Task prompt: Print the entries below word for word; the pictures stay out of your copy.

Given records:
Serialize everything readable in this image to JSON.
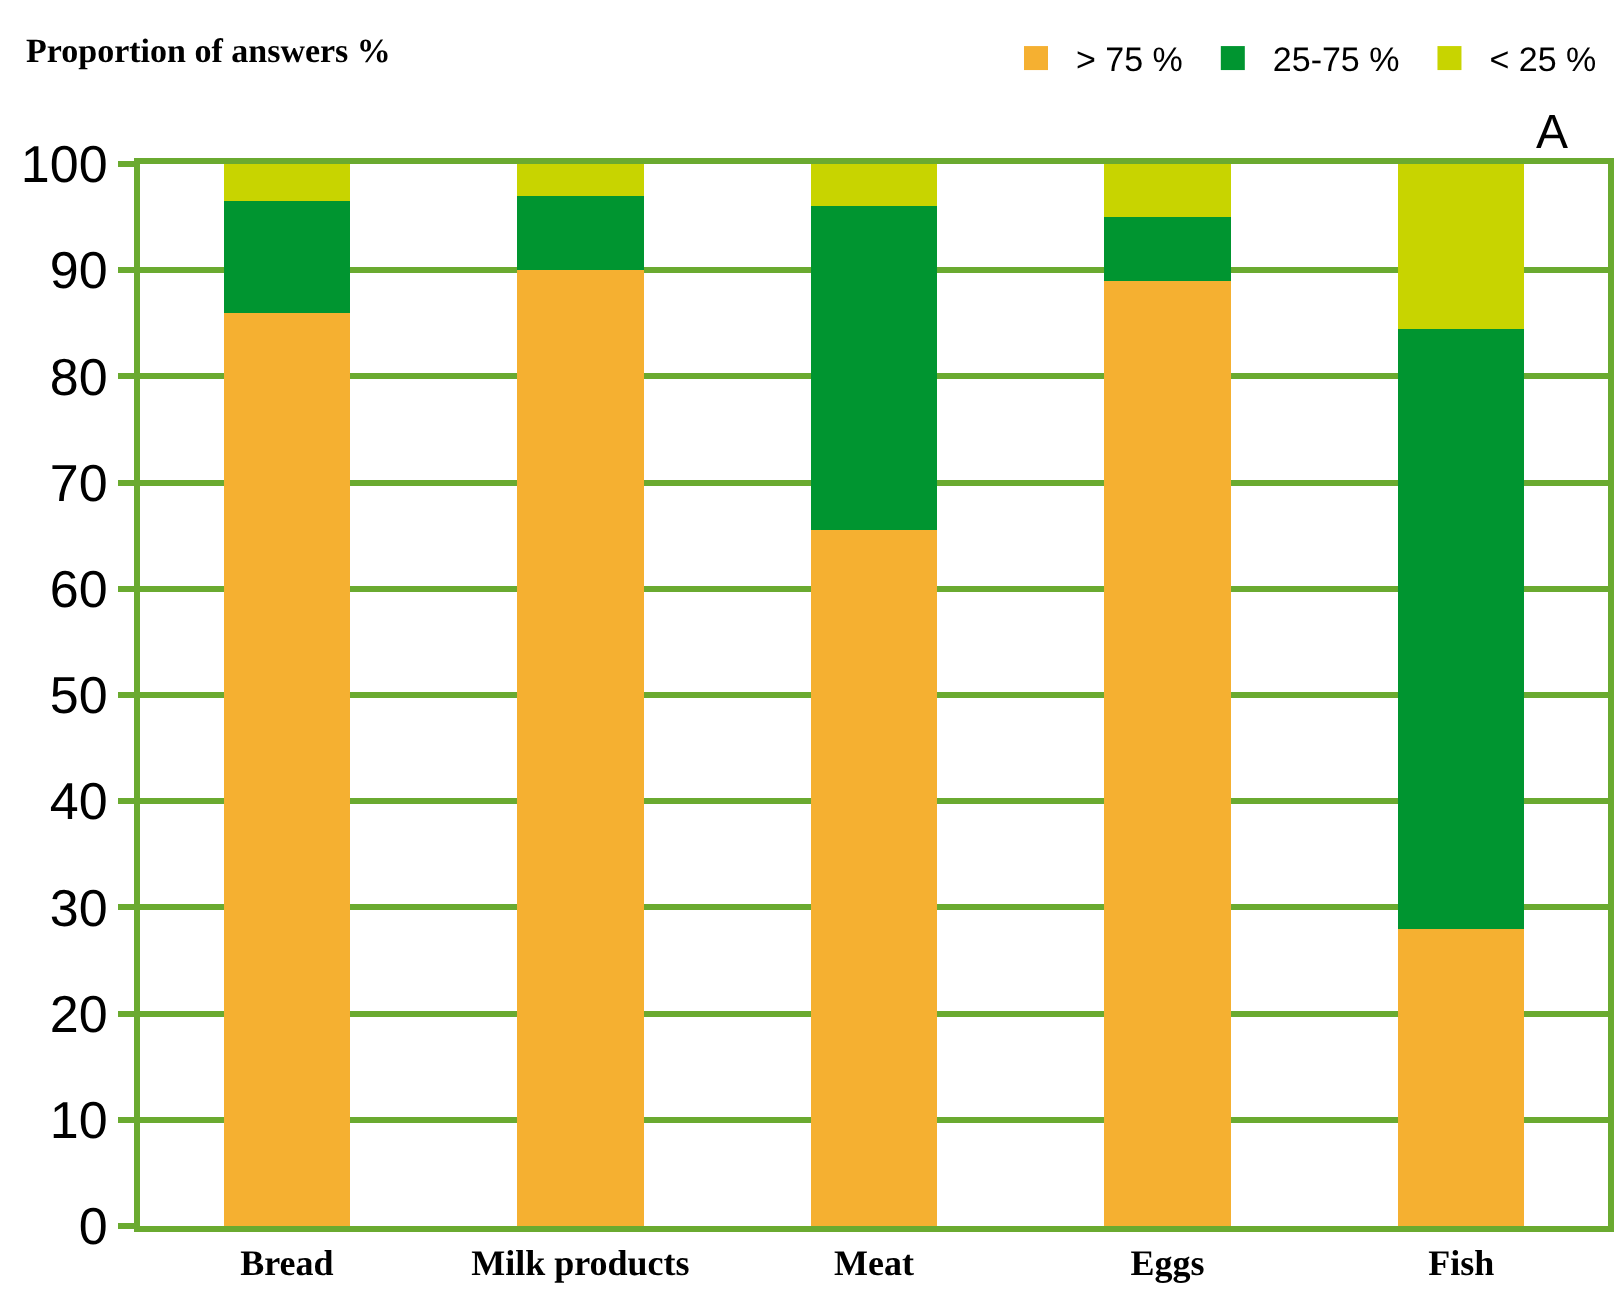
{
  "chart_data": {
    "type": "bar",
    "stacked": true,
    "ylabel": "Proportion of answers %",
    "annotations": [
      "A"
    ],
    "categories": [
      "Bread",
      "Milk products",
      "Meat",
      "Eggs",
      "Fish"
    ],
    "series": [
      {
        "name": "> 75 %",
        "color": "#f5b031",
        "values": [
          86,
          90,
          65.5,
          89,
          28
        ]
      },
      {
        "name": "25-75 %",
        "color": "#009530",
        "values": [
          10.5,
          7,
          30.5,
          6,
          56.5
        ]
      },
      {
        "name": "< 25 %",
        "color": "#c8d400",
        "values": [
          3.5,
          3,
          4,
          5,
          15.5
        ]
      }
    ],
    "ylim": [
      0,
      100
    ],
    "yticks": [
      0,
      10,
      20,
      30,
      40,
      50,
      60,
      70,
      80,
      90,
      100
    ],
    "grid": "y",
    "legend": "top right"
  }
}
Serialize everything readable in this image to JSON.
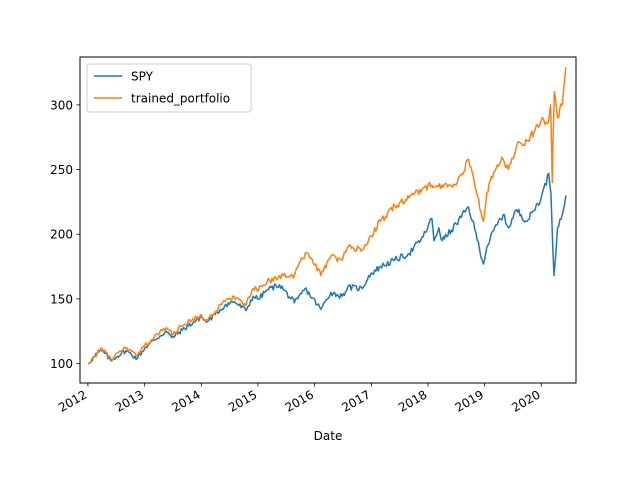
{
  "chart_data": {
    "type": "line",
    "title": "",
    "xlabel": "Date",
    "ylabel": "",
    "xlim": [
      "2011-11-11",
      "2020-08-12"
    ],
    "ylim": [
      85,
      337
    ],
    "x_ticks": [
      "2012",
      "2013",
      "2014",
      "2015",
      "2016",
      "2017",
      "2018",
      "2019",
      "2020"
    ],
    "y_ticks": [
      100,
      150,
      200,
      250,
      300
    ],
    "grid": false,
    "legend_position": "upper left",
    "series": [
      {
        "name": "SPY",
        "color": "#1f77b4",
        "x": [
          "2012-01-03",
          "2012-03-01",
          "2012-04-01",
          "2012-06-01",
          "2012-06-15",
          "2012-09-01",
          "2012-11-15",
          "2013-01-01",
          "2013-03-01",
          "2013-05-20",
          "2013-06-24",
          "2013-09-01",
          "2013-12-31",
          "2014-02-03",
          "2014-04-01",
          "2014-06-01",
          "2014-08-01",
          "2014-10-15",
          "2014-12-01",
          "2015-01-05",
          "2015-03-01",
          "2015-05-20",
          "2015-08-24",
          "2015-09-15",
          "2015-11-01",
          "2016-02-11",
          "2016-04-15",
          "2016-06-27",
          "2016-08-01",
          "2016-11-04",
          "2016-12-15",
          "2017-03-01",
          "2017-06-01",
          "2017-09-01",
          "2017-12-01",
          "2018-01-26",
          "2018-02-09",
          "2018-03-12",
          "2018-04-02",
          "2018-06-01",
          "2018-09-20",
          "2018-10-29",
          "2018-12-24",
          "2019-01-15",
          "2019-03-01",
          "2019-04-30",
          "2019-06-03",
          "2019-07-26",
          "2019-10-01",
          "2019-12-31",
          "2020-02-19",
          "2020-03-03",
          "2020-03-23",
          "2020-04-15",
          "2020-05-15",
          "2020-06-08"
        ],
        "values": [
          100,
          108,
          110,
          102,
          104,
          110,
          104,
          112,
          118,
          125,
          120,
          126,
          136,
          132,
          138,
          145,
          148,
          141,
          152,
          150,
          157,
          161,
          147,
          150,
          158,
          142,
          155,
          152,
          159,
          158,
          168,
          175,
          180,
          185,
          198,
          212,
          195,
          205,
          195,
          203,
          221,
          204,
          177,
          190,
          203,
          215,
          205,
          219,
          210,
          228,
          247,
          232,
          168,
          205,
          215,
          230
        ]
      },
      {
        "name": "trained_portfolio",
        "color": "#ff7f0e",
        "x": [
          "2012-01-03",
          "2012-03-01",
          "2012-04-01",
          "2012-06-01",
          "2012-06-15",
          "2012-09-01",
          "2012-11-15",
          "2013-01-01",
          "2013-03-01",
          "2013-05-20",
          "2013-06-24",
          "2013-09-01",
          "2013-12-31",
          "2014-02-03",
          "2014-04-01",
          "2014-06-01",
          "2014-08-01",
          "2014-10-15",
          "2014-12-01",
          "2015-01-05",
          "2015-03-01",
          "2015-05-20",
          "2015-08-24",
          "2015-09-15",
          "2015-11-01",
          "2015-12-15",
          "2016-02-11",
          "2016-04-15",
          "2016-06-27",
          "2016-08-01",
          "2016-11-04",
          "2016-12-15",
          "2017-03-01",
          "2017-06-01",
          "2017-09-01",
          "2017-12-01",
          "2018-01-26",
          "2018-02-20",
          "2018-04-01",
          "2018-05-15",
          "2018-07-01",
          "2018-09-20",
          "2018-10-29",
          "2018-12-24",
          "2019-01-15",
          "2019-03-01",
          "2019-04-30",
          "2019-06-03",
          "2019-07-26",
          "2019-10-01",
          "2019-12-31",
          "2020-02-19",
          "2020-03-01",
          "2020-03-12",
          "2020-03-16",
          "2020-03-25",
          "2020-04-15",
          "2020-05-15",
          "2020-06-08"
        ],
        "values": [
          100,
          108,
          112,
          103,
          105,
          112,
          106,
          114,
          120,
          128,
          123,
          129,
          138,
          134,
          140,
          148,
          152,
          145,
          158,
          157,
          163,
          168,
          168,
          175,
          185,
          181,
          168,
          183,
          180,
          190,
          188,
          196,
          210,
          222,
          228,
          236,
          238,
          237,
          238,
          238,
          238,
          258,
          238,
          210,
          232,
          248,
          258,
          250,
          268,
          272,
          288,
          288,
          300,
          240,
          270,
          310,
          290,
          300,
          329
        ]
      }
    ]
  }
}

Exercise answer:
Serialize everything readable in this image to JSON.
{
  "chart_data": {
    "type": "bar",
    "stacked": true,
    "ylabel": "Proportion of answers %",
    "annotations": [
      "A"
    ],
    "categories": [
      "Bread",
      "Milk products",
      "Meat",
      "Eggs",
      "Fish"
    ],
    "series": [
      {
        "name": "> 75 %",
        "color": "#f5b031",
        "values": [
          86,
          90,
          65.5,
          89,
          28
        ]
      },
      {
        "name": "25-75 %",
        "color": "#009530",
        "values": [
          10.5,
          7,
          30.5,
          6,
          56.5
        ]
      },
      {
        "name": "< 25 %",
        "color": "#c8d400",
        "values": [
          3.5,
          3,
          4,
          5,
          15.5
        ]
      }
    ],
    "ylim": [
      0,
      100
    ],
    "yticks": [
      0,
      10,
      20,
      30,
      40,
      50,
      60,
      70,
      80,
      90,
      100
    ],
    "grid": "y",
    "legend": "top right"
  }
}
Serialize everything readable in this image to JSON.
{
  "chart_data": {
    "type": "line",
    "title": "",
    "xlabel": "Date",
    "ylabel": "",
    "xlim": [
      "2011-11-11",
      "2020-08-12"
    ],
    "ylim": [
      85,
      337
    ],
    "x_ticks": [
      "2012",
      "2013",
      "2014",
      "2015",
      "2016",
      "2017",
      "2018",
      "2019",
      "2020"
    ],
    "y_ticks": [
      100,
      150,
      200,
      250,
      300
    ],
    "grid": false,
    "legend_position": "upper left",
    "series": [
      {
        "name": "SPY",
        "color": "#1f77b4",
        "x": [
          "2012-01-03",
          "2012-03-01",
          "2012-04-01",
          "2012-06-01",
          "2012-06-15",
          "2012-09-01",
          "2012-11-15",
          "2013-01-01",
          "2013-03-01",
          "2013-05-20",
          "2013-06-24",
          "2013-09-01",
          "2013-12-31",
          "2014-02-03",
          "2014-04-01",
          "2014-06-01",
          "2014-08-01",
          "2014-10-15",
          "2014-12-01",
          "2015-01-05",
          "2015-03-01",
          "2015-05-20",
          "2015-08-24",
          "2015-09-15",
          "2015-11-01",
          "2016-02-11",
          "2016-04-15",
          "2016-06-27",
          "2016-08-01",
          "2016-11-04",
          "2016-12-15",
          "2017-03-01",
          "2017-06-01",
          "2017-09-01",
          "2017-12-01",
          "2018-01-26",
          "2018-02-09",
          "2018-03-12",
          "2018-04-02",
          "2018-06-01",
          "2018-09-20",
          "2018-10-29",
          "2018-12-24",
          "2019-01-15",
          "2019-03-01",
          "2019-04-30",
          "2019-06-03",
          "2019-07-26",
          "2019-10-01",
          "2019-12-31",
          "2020-02-19",
          "2020-03-03",
          "2020-03-23",
          "2020-04-15",
          "2020-05-15",
          "2020-06-08"
        ],
        "values": [
          100,
          108,
          110,
          102,
          104,
          110,
          104,
          112,
          118,
          125,
          120,
          126,
          136,
          132,
          138,
          145,
          148,
          141,
          152,
          150,
          157,
          161,
          147,
          150,
          158,
          142,
          155,
          152,
          159,
          158,
          168,
          175,
          180,
          185,
          198,
          212,
          195,
          205,
          195,
          203,
          221,
          204,
          177,
          190,
          203,
          215,
          205,
          219,
          210,
          228,
          247,
          232,
          168,
          205,
          215,
          230
        ]
      },
      {
        "name": "trained_portfolio",
        "color": "#ff7f0e",
        "x": [
          "2012-01-03",
          "2012-03-01",
          "2012-04-01",
          "2012-06-01",
          "2012-06-15",
          "2012-09-01",
          "2012-11-15",
          "2013-01-01",
          "2013-03-01",
          "2013-05-20",
          "2013-06-24",
          "2013-09-01",
          "2013-12-31",
          "2014-02-03",
          "2014-04-01",
          "2014-06-01",
          "2014-08-01",
          "2014-10-15",
          "2014-12-01",
          "2015-01-05",
          "2015-03-01",
          "2015-05-20",
          "2015-08-24",
          "2015-09-15",
          "2015-11-01",
          "2015-12-15",
          "2016-02-11",
          "2016-04-15",
          "2016-06-27",
          "2016-08-01",
          "2016-11-04",
          "2016-12-15",
          "2017-03-01",
          "2017-06-01",
          "2017-09-01",
          "2017-12-01",
          "2018-01-26",
          "2018-02-20",
          "2018-04-01",
          "2018-05-15",
          "2018-07-01",
          "2018-09-20",
          "2018-10-29",
          "2018-12-24",
          "2019-01-15",
          "2019-03-01",
          "2019-04-30",
          "2019-06-03",
          "2019-07-26",
          "2019-10-01",
          "2019-12-31",
          "2020-02-19",
          "2020-03-01",
          "2020-03-12",
          "2020-03-16",
          "2020-03-25",
          "2020-04-15",
          "2020-05-15",
          "2020-06-08"
        ],
        "values": [
          100,
          108,
          112,
          103,
          105,
          112,
          106,
          114,
          120,
          128,
          123,
          129,
          138,
          134,
          140,
          148,
          152,
          145,
          158,
          157,
          163,
          168,
          168,
          175,
          185,
          181,
          168,
          183,
          180,
          190,
          188,
          196,
          210,
          222,
          228,
          236,
          238,
          237,
          238,
          238,
          238,
          258,
          238,
          210,
          232,
          248,
          258,
          250,
          268,
          272,
          288,
          288,
          300,
          240,
          270,
          310,
          290,
          300,
          329
        ]
      }
    ]
  }
}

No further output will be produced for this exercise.